◆ TASK DESCRIPTION
Copy the records below exactly as they are written.

◆ MATERIAL FOR THE TASK
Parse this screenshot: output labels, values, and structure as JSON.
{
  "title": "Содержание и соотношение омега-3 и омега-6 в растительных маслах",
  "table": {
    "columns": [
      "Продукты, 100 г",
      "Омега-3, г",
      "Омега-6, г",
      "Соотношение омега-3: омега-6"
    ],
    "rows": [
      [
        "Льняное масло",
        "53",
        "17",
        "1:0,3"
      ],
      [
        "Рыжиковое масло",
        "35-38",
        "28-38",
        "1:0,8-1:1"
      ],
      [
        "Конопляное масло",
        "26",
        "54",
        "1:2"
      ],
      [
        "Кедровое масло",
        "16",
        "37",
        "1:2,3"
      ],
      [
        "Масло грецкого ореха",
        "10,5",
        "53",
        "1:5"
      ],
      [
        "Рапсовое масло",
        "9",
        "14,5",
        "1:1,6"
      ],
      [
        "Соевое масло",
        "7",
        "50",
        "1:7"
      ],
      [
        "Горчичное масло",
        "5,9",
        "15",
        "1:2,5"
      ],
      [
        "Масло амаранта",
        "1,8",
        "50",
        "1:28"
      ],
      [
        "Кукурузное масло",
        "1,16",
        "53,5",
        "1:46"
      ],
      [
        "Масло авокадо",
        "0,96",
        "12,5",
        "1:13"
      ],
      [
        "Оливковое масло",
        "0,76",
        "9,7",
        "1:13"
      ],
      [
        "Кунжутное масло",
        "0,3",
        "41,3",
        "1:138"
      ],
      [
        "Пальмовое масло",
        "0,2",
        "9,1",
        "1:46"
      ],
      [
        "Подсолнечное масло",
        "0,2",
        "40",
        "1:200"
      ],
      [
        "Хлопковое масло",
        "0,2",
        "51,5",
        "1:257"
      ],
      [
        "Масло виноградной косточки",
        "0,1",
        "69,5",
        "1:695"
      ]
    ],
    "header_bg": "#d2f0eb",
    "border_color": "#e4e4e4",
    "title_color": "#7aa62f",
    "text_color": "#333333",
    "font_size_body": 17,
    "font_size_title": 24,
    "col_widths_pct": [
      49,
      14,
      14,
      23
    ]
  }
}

◆ THE ANSWER
Parse this screenshot: output labels, values, and structure as JSON.
{
  "title": "Содержание и соотношение омега-3 и омега-6 в растительных маслах",
  "table": {
    "columns": [
      "Продукты, 100 г",
      "Омега-3, г",
      "Омега-6, г",
      "Соотношение омега-3: омега-6"
    ],
    "rows": [
      [
        "Льняное масло",
        "53",
        "17",
        "1:0,3"
      ],
      [
        "Рыжиковое масло",
        "35-38",
        "28-38",
        "1:0,8-1:1"
      ],
      [
        "Конопляное масло",
        "26",
        "54",
        "1:2"
      ],
      [
        "Кедровое масло",
        "16",
        "37",
        "1:2,3"
      ],
      [
        "Масло грецкого ореха",
        "10,5",
        "53",
        "1:5"
      ],
      [
        "Рапсовое масло",
        "9",
        "14,5",
        "1:1,6"
      ],
      [
        "Соевое масло",
        "7",
        "50",
        "1:7"
      ],
      [
        "Горчичное масло",
        "5,9",
        "15",
        "1:2,5"
      ],
      [
        "Масло амаранта",
        "1,8",
        "50",
        "1:28"
      ],
      [
        "Кукурузное масло",
        "1,16",
        "53,5",
        "1:46"
      ],
      [
        "Масло авокадо",
        "0,96",
        "12,5",
        "1:13"
      ],
      [
        "Оливковое масло",
        "0,76",
        "9,7",
        "1:13"
      ],
      [
        "Кунжутное масло",
        "0,3",
        "41,3",
        "1:138"
      ],
      [
        "Пальмовое масло",
        "0,2",
        "9,1",
        "1:46"
      ],
      [
        "Подсолнечное масло",
        "0,2",
        "40",
        "1:200"
      ],
      [
        "Хлопковое масло",
        "0,2",
        "51,5",
        "1:257"
      ],
      [
        "Масло виноградной косточки",
        "0,1",
        "69,5",
        "1:695"
      ]
    ],
    "header_bg": "#d2f0eb",
    "border_color": "#e4e4e4",
    "title_color": "#7aa62f",
    "text_color": "#333333",
    "font_size_body": 17,
    "font_size_title": 24,
    "col_widths_pct": [
      49,
      14,
      14,
      23
    ]
  }
}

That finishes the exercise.